■ WHAT YOU NEED TO DO
Give every line of the data again, unchanged, but with no pictures.
╭─ LISTING
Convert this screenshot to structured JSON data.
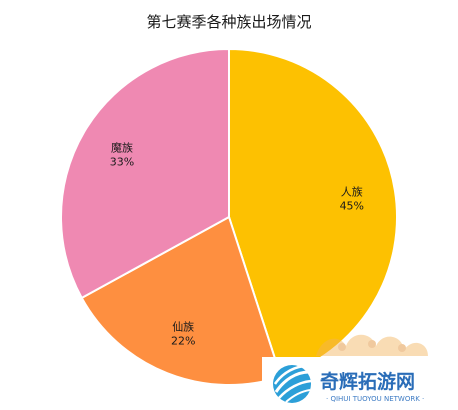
{
  "chart_data": {
    "type": "pie",
    "title": "第七赛季各种族出场情况",
    "slices": [
      {
        "name": "人族",
        "value": 45,
        "value_label": "45%",
        "color": "#FDC101"
      },
      {
        "name": "仙族",
        "value": 22,
        "value_label": "22%",
        "color": "#FE8F40"
      },
      {
        "name": "魔族",
        "value": 33,
        "value_label": "33%",
        "color": "#EF89B2"
      }
    ],
    "start_angle_deg": 0,
    "direction": "clockwise",
    "slice_border_color": "#ffffff",
    "legend": "none"
  },
  "watermark": {
    "main_text": "奇辉拓游网",
    "sub_text": "· QIHUI TUOYOU NETWORK ·",
    "brand_color": "#2a6db8"
  }
}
╰─
■ ANSWER
Convert this screenshot to structured JSON data.
{
  "chart_data": {
    "type": "pie",
    "title": "第七赛季各种族出场情况",
    "slices": [
      {
        "name": "人族",
        "value": 45,
        "value_label": "45%",
        "color": "#FDC101"
      },
      {
        "name": "仙族",
        "value": 22,
        "value_label": "22%",
        "color": "#FE8F40"
      },
      {
        "name": "魔族",
        "value": 33,
        "value_label": "33%",
        "color": "#EF89B2"
      }
    ],
    "start_angle_deg": 0,
    "direction": "clockwise",
    "slice_border_color": "#ffffff",
    "legend": "none"
  },
  "watermark": {
    "main_text": "奇辉拓游网",
    "sub_text": "· QIHUI TUOYOU NETWORK ·",
    "brand_color": "#2a6db8"
  }
}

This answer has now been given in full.